Copy all the material that follows, keeping every character the same.

** start of Dataset rows **

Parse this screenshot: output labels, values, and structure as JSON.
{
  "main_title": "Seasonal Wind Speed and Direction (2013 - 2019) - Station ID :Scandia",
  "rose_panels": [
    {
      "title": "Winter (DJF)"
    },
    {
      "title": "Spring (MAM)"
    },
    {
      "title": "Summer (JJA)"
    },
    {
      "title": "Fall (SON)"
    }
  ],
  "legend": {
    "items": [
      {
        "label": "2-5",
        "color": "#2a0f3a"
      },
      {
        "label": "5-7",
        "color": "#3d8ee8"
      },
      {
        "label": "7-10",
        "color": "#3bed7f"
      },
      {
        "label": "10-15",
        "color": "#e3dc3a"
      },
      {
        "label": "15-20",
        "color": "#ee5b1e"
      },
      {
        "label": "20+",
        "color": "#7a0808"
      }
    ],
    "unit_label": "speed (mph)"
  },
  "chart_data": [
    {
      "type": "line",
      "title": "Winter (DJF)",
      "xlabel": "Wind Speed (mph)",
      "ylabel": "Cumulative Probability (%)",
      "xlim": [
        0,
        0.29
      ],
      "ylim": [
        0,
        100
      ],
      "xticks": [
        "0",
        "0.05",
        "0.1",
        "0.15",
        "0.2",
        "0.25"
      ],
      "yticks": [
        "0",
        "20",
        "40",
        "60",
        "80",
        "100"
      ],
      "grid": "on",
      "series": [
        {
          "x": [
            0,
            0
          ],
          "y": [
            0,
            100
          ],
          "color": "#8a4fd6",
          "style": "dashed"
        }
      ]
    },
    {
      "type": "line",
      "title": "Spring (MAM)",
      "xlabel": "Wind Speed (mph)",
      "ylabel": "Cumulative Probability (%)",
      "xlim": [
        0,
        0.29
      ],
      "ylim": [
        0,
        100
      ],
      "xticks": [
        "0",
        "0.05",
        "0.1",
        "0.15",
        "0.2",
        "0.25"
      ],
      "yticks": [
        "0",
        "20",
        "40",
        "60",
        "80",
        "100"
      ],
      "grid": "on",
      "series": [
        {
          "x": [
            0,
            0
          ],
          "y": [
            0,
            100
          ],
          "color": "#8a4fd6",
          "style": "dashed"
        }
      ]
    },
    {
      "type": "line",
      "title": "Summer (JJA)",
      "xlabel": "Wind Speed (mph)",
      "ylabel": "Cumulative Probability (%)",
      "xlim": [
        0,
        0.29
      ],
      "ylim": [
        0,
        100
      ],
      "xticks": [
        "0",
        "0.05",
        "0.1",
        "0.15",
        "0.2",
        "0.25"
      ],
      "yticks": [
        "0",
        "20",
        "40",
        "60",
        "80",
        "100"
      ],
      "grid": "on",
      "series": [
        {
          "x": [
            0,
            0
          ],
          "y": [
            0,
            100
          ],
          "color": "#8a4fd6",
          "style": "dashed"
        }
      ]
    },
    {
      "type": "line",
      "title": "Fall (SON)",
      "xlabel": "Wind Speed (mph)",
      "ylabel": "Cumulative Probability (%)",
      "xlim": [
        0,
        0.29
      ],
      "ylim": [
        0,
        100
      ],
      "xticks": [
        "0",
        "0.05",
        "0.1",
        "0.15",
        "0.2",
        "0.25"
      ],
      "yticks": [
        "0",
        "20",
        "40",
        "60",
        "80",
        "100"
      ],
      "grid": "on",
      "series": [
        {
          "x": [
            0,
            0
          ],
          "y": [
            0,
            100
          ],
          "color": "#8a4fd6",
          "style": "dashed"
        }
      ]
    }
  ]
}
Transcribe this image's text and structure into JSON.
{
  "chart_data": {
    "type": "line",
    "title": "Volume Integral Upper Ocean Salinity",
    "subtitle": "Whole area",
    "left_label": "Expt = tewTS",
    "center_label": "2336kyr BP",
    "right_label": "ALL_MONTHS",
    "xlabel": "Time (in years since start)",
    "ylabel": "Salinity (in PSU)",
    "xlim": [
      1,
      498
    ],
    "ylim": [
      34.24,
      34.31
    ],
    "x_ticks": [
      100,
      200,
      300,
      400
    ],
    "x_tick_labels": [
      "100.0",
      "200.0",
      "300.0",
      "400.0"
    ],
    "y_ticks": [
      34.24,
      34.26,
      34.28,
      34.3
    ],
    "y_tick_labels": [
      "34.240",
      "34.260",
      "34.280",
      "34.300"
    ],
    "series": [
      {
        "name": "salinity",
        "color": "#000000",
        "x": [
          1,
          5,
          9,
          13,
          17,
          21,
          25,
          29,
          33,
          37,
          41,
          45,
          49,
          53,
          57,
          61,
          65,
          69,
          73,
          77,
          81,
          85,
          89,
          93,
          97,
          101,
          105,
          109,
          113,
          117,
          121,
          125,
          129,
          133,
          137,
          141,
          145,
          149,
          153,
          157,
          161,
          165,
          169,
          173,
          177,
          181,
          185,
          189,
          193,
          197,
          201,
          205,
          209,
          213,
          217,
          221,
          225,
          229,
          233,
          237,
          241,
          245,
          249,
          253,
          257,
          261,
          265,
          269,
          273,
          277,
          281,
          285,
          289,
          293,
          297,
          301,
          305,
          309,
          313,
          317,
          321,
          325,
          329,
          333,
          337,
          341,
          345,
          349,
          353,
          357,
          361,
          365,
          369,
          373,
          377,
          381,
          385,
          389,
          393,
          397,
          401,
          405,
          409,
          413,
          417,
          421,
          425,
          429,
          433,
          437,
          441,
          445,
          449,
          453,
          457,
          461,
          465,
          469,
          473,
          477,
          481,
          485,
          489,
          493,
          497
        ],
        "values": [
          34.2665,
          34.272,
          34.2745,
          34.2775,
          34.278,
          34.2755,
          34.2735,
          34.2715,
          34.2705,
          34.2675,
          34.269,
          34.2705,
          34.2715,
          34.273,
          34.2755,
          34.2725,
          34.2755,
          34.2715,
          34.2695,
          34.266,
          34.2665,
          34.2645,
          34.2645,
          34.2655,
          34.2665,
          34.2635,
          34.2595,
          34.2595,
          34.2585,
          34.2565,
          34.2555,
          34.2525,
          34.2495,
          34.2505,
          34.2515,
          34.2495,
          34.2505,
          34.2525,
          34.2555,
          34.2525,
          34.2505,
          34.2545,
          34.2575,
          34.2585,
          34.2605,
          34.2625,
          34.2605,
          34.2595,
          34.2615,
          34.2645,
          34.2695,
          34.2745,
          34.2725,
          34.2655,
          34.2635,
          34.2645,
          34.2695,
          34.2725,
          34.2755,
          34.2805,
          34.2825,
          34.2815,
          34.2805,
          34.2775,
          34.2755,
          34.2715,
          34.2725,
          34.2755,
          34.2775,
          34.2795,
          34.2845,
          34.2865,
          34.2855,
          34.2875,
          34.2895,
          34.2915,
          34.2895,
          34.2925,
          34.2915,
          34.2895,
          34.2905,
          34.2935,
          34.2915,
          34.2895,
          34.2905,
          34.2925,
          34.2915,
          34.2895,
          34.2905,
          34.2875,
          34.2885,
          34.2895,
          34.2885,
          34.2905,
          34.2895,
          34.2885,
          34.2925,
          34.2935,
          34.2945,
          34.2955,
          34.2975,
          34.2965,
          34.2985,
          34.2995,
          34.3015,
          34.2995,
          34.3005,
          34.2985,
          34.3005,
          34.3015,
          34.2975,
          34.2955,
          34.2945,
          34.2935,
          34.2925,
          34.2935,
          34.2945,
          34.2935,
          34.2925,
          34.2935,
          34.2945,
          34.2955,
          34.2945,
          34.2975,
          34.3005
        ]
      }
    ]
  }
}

** end of Dataset rows **

Solution below =
Parse this screenshot: output labels, values, and structure as JSON.
{
  "main_title": "Seasonal Wind Speed and Direction (2013 - 2019) - Station ID :Scandia",
  "rose_panels": [
    {
      "title": "Winter (DJF)"
    },
    {
      "title": "Spring (MAM)"
    },
    {
      "title": "Summer (JJA)"
    },
    {
      "title": "Fall (SON)"
    }
  ],
  "legend": {
    "items": [
      {
        "label": "2-5",
        "color": "#2a0f3a"
      },
      {
        "label": "5-7",
        "color": "#3d8ee8"
      },
      {
        "label": "7-10",
        "color": "#3bed7f"
      },
      {
        "label": "10-15",
        "color": "#e3dc3a"
      },
      {
        "label": "15-20",
        "color": "#ee5b1e"
      },
      {
        "label": "20+",
        "color": "#7a0808"
      }
    ],
    "unit_label": "speed (mph)"
  },
  "chart_data": [
    {
      "type": "line",
      "title": "Winter (DJF)",
      "xlabel": "Wind Speed (mph)",
      "ylabel": "Cumulative Probability (%)",
      "xlim": [
        0,
        0.29
      ],
      "ylim": [
        0,
        100
      ],
      "xticks": [
        "0",
        "0.05",
        "0.1",
        "0.15",
        "0.2",
        "0.25"
      ],
      "yticks": [
        "0",
        "20",
        "40",
        "60",
        "80",
        "100"
      ],
      "grid": "on",
      "series": [
        {
          "x": [
            0,
            0
          ],
          "y": [
            0,
            100
          ],
          "color": "#8a4fd6",
          "style": "dashed"
        }
      ]
    },
    {
      "type": "line",
      "title": "Spring (MAM)",
      "xlabel": "Wind Speed (mph)",
      "ylabel": "Cumulative Probability (%)",
      "xlim": [
        0,
        0.29
      ],
      "ylim": [
        0,
        100
      ],
      "xticks": [
        "0",
        "0.05",
        "0.1",
        "0.15",
        "0.2",
        "0.25"
      ],
      "yticks": [
        "0",
        "20",
        "40",
        "60",
        "80",
        "100"
      ],
      "grid": "on",
      "series": [
        {
          "x": [
            0,
            0
          ],
          "y": [
            0,
            100
          ],
          "color": "#8a4fd6",
          "style": "dashed"
        }
      ]
    },
    {
      "type": "line",
      "title": "Summer (JJA)",
      "xlabel": "Wind Speed (mph)",
      "ylabel": "Cumulative Probability (%)",
      "xlim": [
        0,
        0.29
      ],
      "ylim": [
        0,
        100
      ],
      "xticks": [
        "0",
        "0.05",
        "0.1",
        "0.15",
        "0.2",
        "0.25"
      ],
      "yticks": [
        "0",
        "20",
        "40",
        "60",
        "80",
        "100"
      ],
      "grid": "on",
      "series": [
        {
          "x": [
            0,
            0
          ],
          "y": [
            0,
            100
          ],
          "color": "#8a4fd6",
          "style": "dashed"
        }
      ]
    },
    {
      "type": "line",
      "title": "Fall (SON)",
      "xlabel": "Wind Speed (mph)",
      "ylabel": "Cumulative Probability (%)",
      "xlim": [
        0,
        0.29
      ],
      "ylim": [
        0,
        100
      ],
      "xticks": [
        "0",
        "0.05",
        "0.1",
        "0.15",
        "0.2",
        "0.25"
      ],
      "yticks": [
        "0",
        "20",
        "40",
        "60",
        "80",
        "100"
      ],
      "grid": "on",
      "series": [
        {
          "x": [
            0,
            0
          ],
          "y": [
            0,
            100
          ],
          "color": "#8a4fd6",
          "style": "dashed"
        }
      ]
    }
  ]
}
Transcribe this image's text and structure into JSON.
{
  "chart_data": {
    "type": "line",
    "title": "Volume Integral Upper Ocean Salinity",
    "subtitle": "Whole area",
    "left_label": "Expt = tewTS",
    "center_label": "2336kyr BP",
    "right_label": "ALL_MONTHS",
    "xlabel": "Time (in years since start)",
    "ylabel": "Salinity (in PSU)",
    "xlim": [
      1,
      498
    ],
    "ylim": [
      34.24,
      34.31
    ],
    "x_ticks": [
      100,
      200,
      300,
      400
    ],
    "x_tick_labels": [
      "100.0",
      "200.0",
      "300.0",
      "400.0"
    ],
    "y_ticks": [
      34.24,
      34.26,
      34.28,
      34.3
    ],
    "y_tick_labels": [
      "34.240",
      "34.260",
      "34.280",
      "34.300"
    ],
    "series": [
      {
        "name": "salinity",
        "color": "#000000",
        "x": [
          1,
          5,
          9,
          13,
          17,
          21,
          25,
          29,
          33,
          37,
          41,
          45,
          49,
          53,
          57,
          61,
          65,
          69,
          73,
          77,
          81,
          85,
          89,
          93,
          97,
          101,
          105,
          109,
          113,
          117,
          121,
          125,
          129,
          133,
          137,
          141,
          145,
          149,
          153,
          157,
          161,
          165,
          169,
          173,
          177,
          181,
          185,
          189,
          193,
          197,
          201,
          205,
          209,
          213,
          217,
          221,
          225,
          229,
          233,
          237,
          241,
          245,
          249,
          253,
          257,
          261,
          265,
          269,
          273,
          277,
          281,
          285,
          289,
          293,
          297,
          301,
          305,
          309,
          313,
          317,
          321,
          325,
          329,
          333,
          337,
          341,
          345,
          349,
          353,
          357,
          361,
          365,
          369,
          373,
          377,
          381,
          385,
          389,
          393,
          397,
          401,
          405,
          409,
          413,
          417,
          421,
          425,
          429,
          433,
          437,
          441,
          445,
          449,
          453,
          457,
          461,
          465,
          469,
          473,
          477,
          481,
          485,
          489,
          493,
          497
        ],
        "values": [
          34.2665,
          34.272,
          34.2745,
          34.2775,
          34.278,
          34.2755,
          34.2735,
          34.2715,
          34.2705,
          34.2675,
          34.269,
          34.2705,
          34.2715,
          34.273,
          34.2755,
          34.2725,
          34.2755,
          34.2715,
          34.2695,
          34.266,
          34.2665,
          34.2645,
          34.2645,
          34.2655,
          34.2665,
          34.2635,
          34.2595,
          34.2595,
          34.2585,
          34.2565,
          34.2555,
          34.2525,
          34.2495,
          34.2505,
          34.2515,
          34.2495,
          34.2505,
          34.2525,
          34.2555,
          34.2525,
          34.2505,
          34.2545,
          34.2575,
          34.2585,
          34.2605,
          34.2625,
          34.2605,
          34.2595,
          34.2615,
          34.2645,
          34.2695,
          34.2745,
          34.2725,
          34.2655,
          34.2635,
          34.2645,
          34.2695,
          34.2725,
          34.2755,
          34.2805,
          34.2825,
          34.2815,
          34.2805,
          34.2775,
          34.2755,
          34.2715,
          34.2725,
          34.2755,
          34.2775,
          34.2795,
          34.2845,
          34.2865,
          34.2855,
          34.2875,
          34.2895,
          34.2915,
          34.2895,
          34.2925,
          34.2915,
          34.2895,
          34.2905,
          34.2935,
          34.2915,
          34.2895,
          34.2905,
          34.2925,
          34.2915,
          34.2895,
          34.2905,
          34.2875,
          34.2885,
          34.2895,
          34.2885,
          34.2905,
          34.2895,
          34.2885,
          34.2925,
          34.2935,
          34.2945,
          34.2955,
          34.2975,
          34.2965,
          34.2985,
          34.2995,
          34.3015,
          34.2995,
          34.3005,
          34.2985,
          34.3005,
          34.3015,
          34.2975,
          34.2955,
          34.2945,
          34.2935,
          34.2925,
          34.2935,
          34.2945,
          34.2935,
          34.2925,
          34.2935,
          34.2945,
          34.2955,
          34.2945,
          34.2975,
          34.3005
        ]
      }
    ]
  }
}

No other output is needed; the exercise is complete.